═════ The records ═════

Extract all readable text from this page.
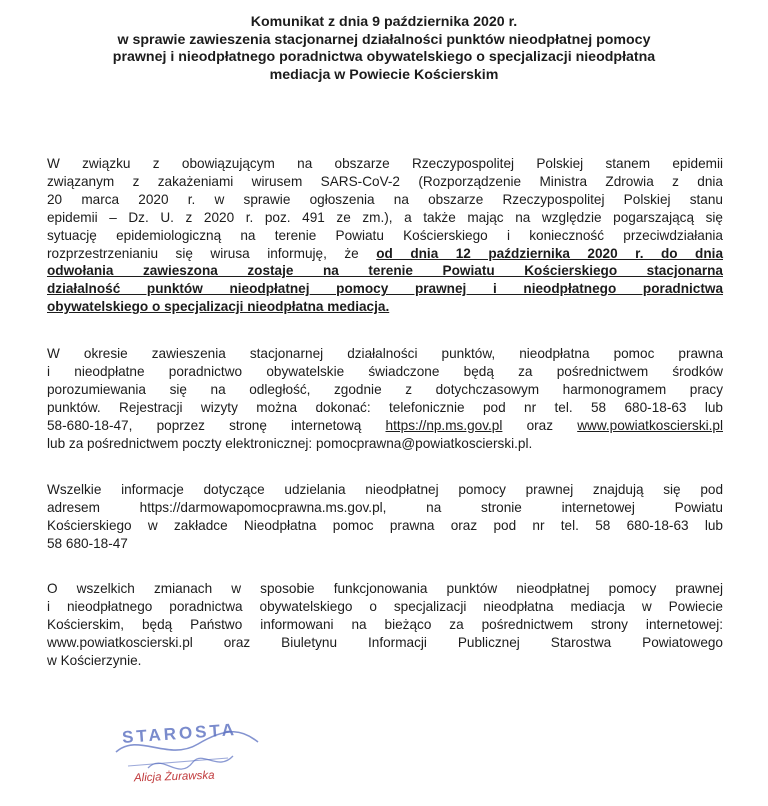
Komunikat z dnia 9 października 2020 r.
w sprawie zawieszenia stacjonarnej działalności punktów nieodpłatnej pomocy
prawnej i nieodpłatnego poradnictwa obywatelskiego o specjalizacji nieodpłatna
mediacja w Powiecie Kościerskim
W związku z obowiązującym na obszarze Rzeczypospolitej Polskiej stanem epidemii
związanym z zakażeniami wirusem SARS-CoV-2 (Rozporządzenie Ministra Zdrowia z dnia
20 marca 2020 r. w sprawie ogłoszenia na obszarze Rzeczypospolitej Polskiej stanu
epidemii – Dz. U. z 2020 r. poz. 491 ze zm.), a także mając na względzie pogarszającą się
sytuację epidemiologiczną na terenie Powiatu Kościerskiego i konieczność przeciwdziałania
rozprzestrzenianiu się wirusa informuję, że od dnia 12 października 2020 r. do dnia
odwołania zawieszona zostaje na terenie Powiatu Kościerskiego stacjonarna
działalność punktów nieodpłatnej pomocy prawnej i nieodpłatnego poradnictwa
obywatelskiego o specjalizacji nieodpłatna mediacja.
W okresie zawieszenia stacjonarnej działalności punktów, nieodpłatna pomoc prawna
i nieodpłatne poradnictwo obywatelskie świadczone będą za pośrednictwem środków
porozumiewania się na odległość, zgodnie z dotychczasowym harmonogramem pracy
punktów. Rejestracji wizyty można dokonać: telefonicznie pod nr tel. 58 680-18-63 lub
58-680-18-47, poprzez stronę internetową https://np.ms.gov.pl oraz www.powiatkoscierski.pl
lub za pośrednictwem poczty elektronicznej: pomocprawna@powiatkoscierski.pl.
Wszelkie informacje dotyczące udzielania nieodpłatnej pomocy prawnej znajdują się pod
adresem https://darmowapomocprawna.ms.gov.pl, na stronie internetowej Powiatu
Kościerskiego w zakładce Nieodpłatna pomoc prawna oraz pod nr tel. 58 680-18-63 lub
58 680-18-47
O wszelkich zmianach w sposobie funkcjonowania punktów nieodpłatnej pomocy prawnej
i nieodpłatnego poradnictwa obywatelskiego o specjalizacji nieodpłatna mediacja w Powiecie
Kościerskim, będą Państwo informowani na bieżąco za pośrednictwem strony internetowej:
www.powiatkoscierski.pl oraz Biuletynu Informacji Publicznej Starostwa Powiatowego
w Kościerzynie.
STAROSTA
Alicja Żurawska
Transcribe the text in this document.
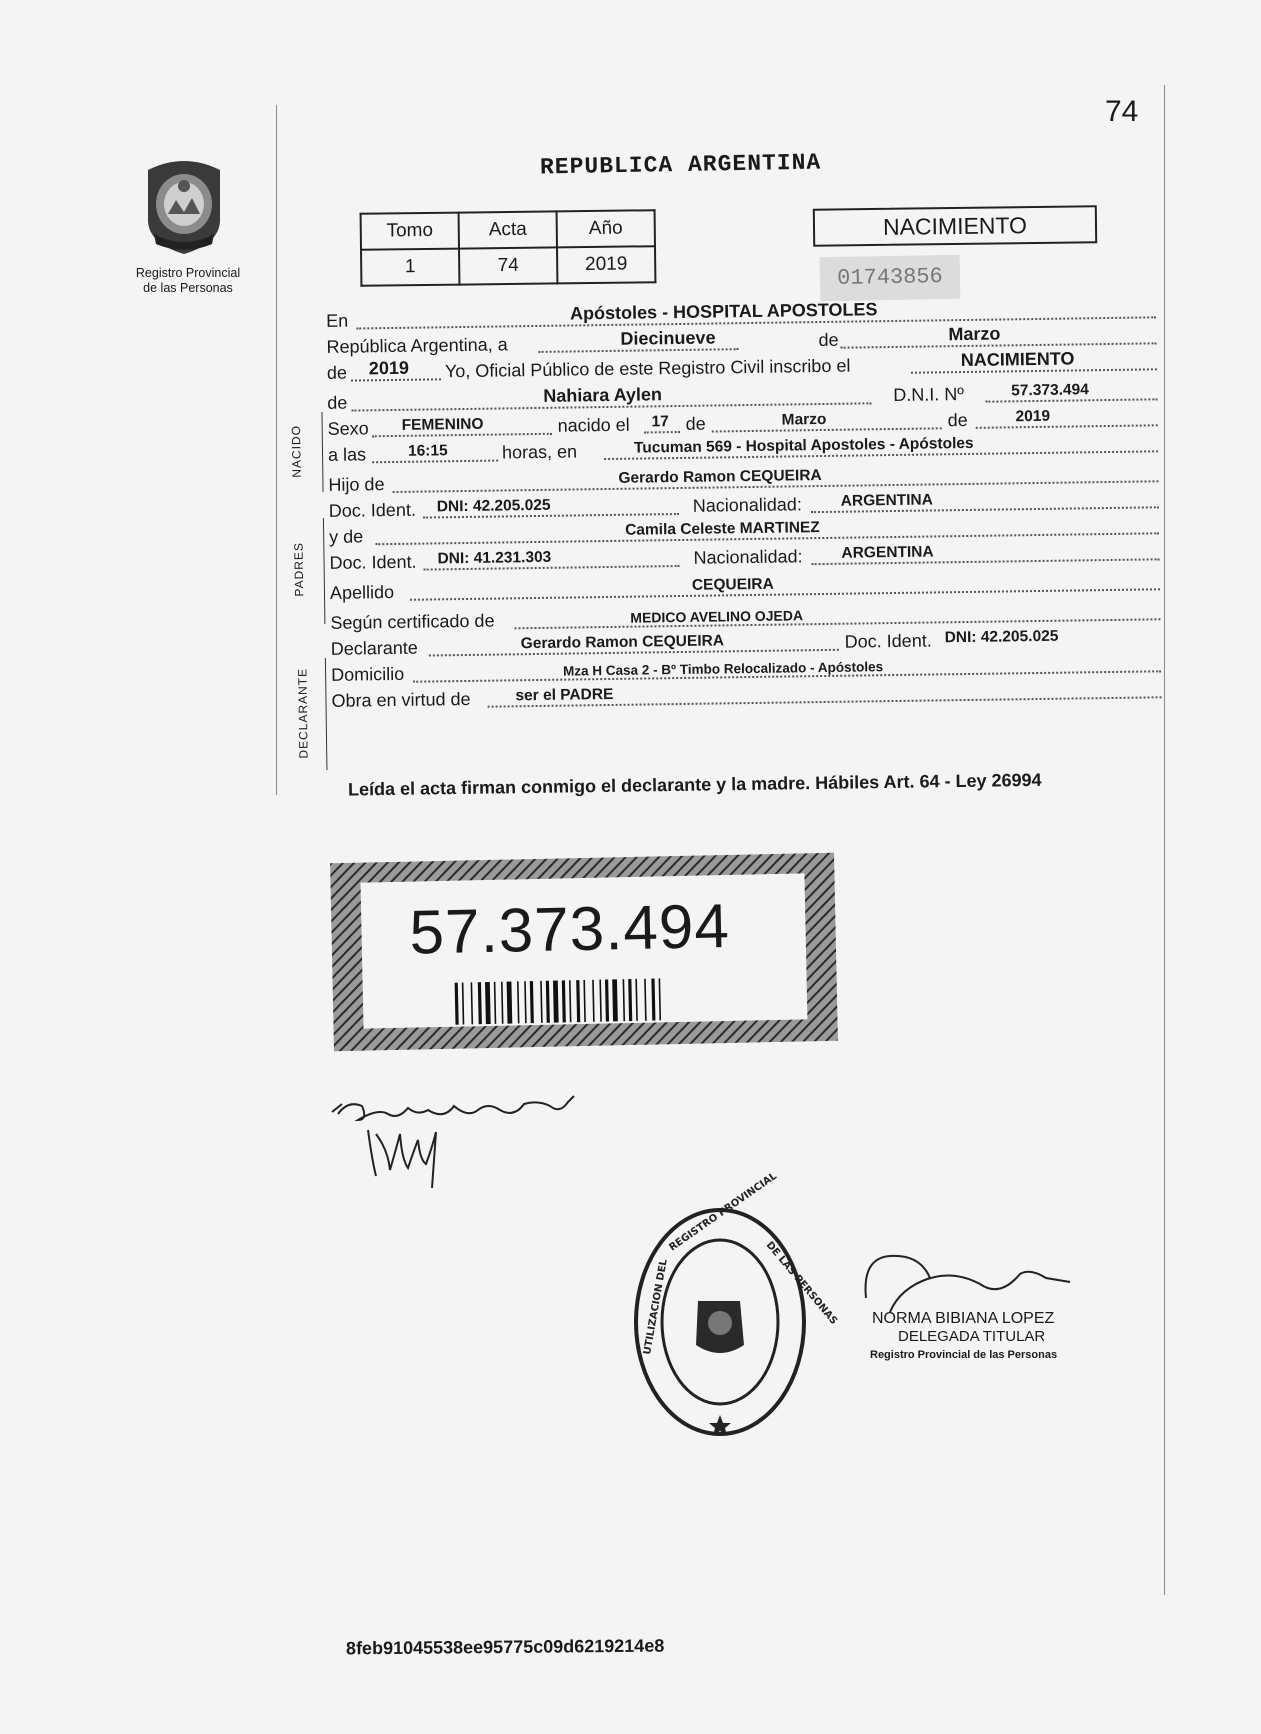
74
Registro Provincial
de las Personas
REPUBLICA ARGENTINA
Tomo	Acta	Año
1	74	2019
NACIMIENTO
01743856
En	Apóstoles - HOSPITAL APOSTOLES
República Argentina, a	Diecinueve	de	Marzo
de 2019 Yo, Oficial Público de este Registro Civil inscribo el	NACIMIENTO
de	Nahiara Aylen	D.N.I. Nº	57.373.494
Sexo FEMENINO	nacido el 17 de	Marzo	de	2019
a las	16:15	horas, en	Tucuman 569 - Hospital Apostoles - Apóstoles
Hijo de	Gerardo Ramon CEQUEIRA
Doc. Ident. DNI: 42.205.025	Nacionalidad: ARGENTINA
y de	Camila Celeste MARTINEZ
Doc. Ident. DNI: 41.231.303	Nacionalidad: ARGENTINA
Apellido	CEQUEIRA
Según certificado de	MEDICO AVELINO OJEDA
Declarante	Gerardo Ramon CEQUEIRA	Doc. Ident. DNI: 42.205.025
Domicilio	Mza H Casa 2 - Bº Timbo Relocalizado - Apóstoles
Obra en virtud de	ser el PADRE
NACIDO
PADRES
DECLARANTE
Leída el acta firman conmigo el declarante y la madre. Hábiles Art. 64 - Ley 26994
57.373.494
UTILIZACION DEL
REGISTRO PROVINCIAL
DE LAS PERSONAS NORMA BIBIANA LOPEZ
DELEGADA TITULAR
Registro Provincial de las Personas
8feb91045538ee95775c09d6219214e8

═════

_Exercise_.
From the listing above, return each line with the word "mediacja".

_Exercise response_.
mediacja w Powiecie Kościerskim
obywatelskiego o specjalizacji nieodpłatna mediacja.
i nieodpłatnego poradnictwa obywatelskiego o specjalizacji nieodpłatna mediacja w Powiecie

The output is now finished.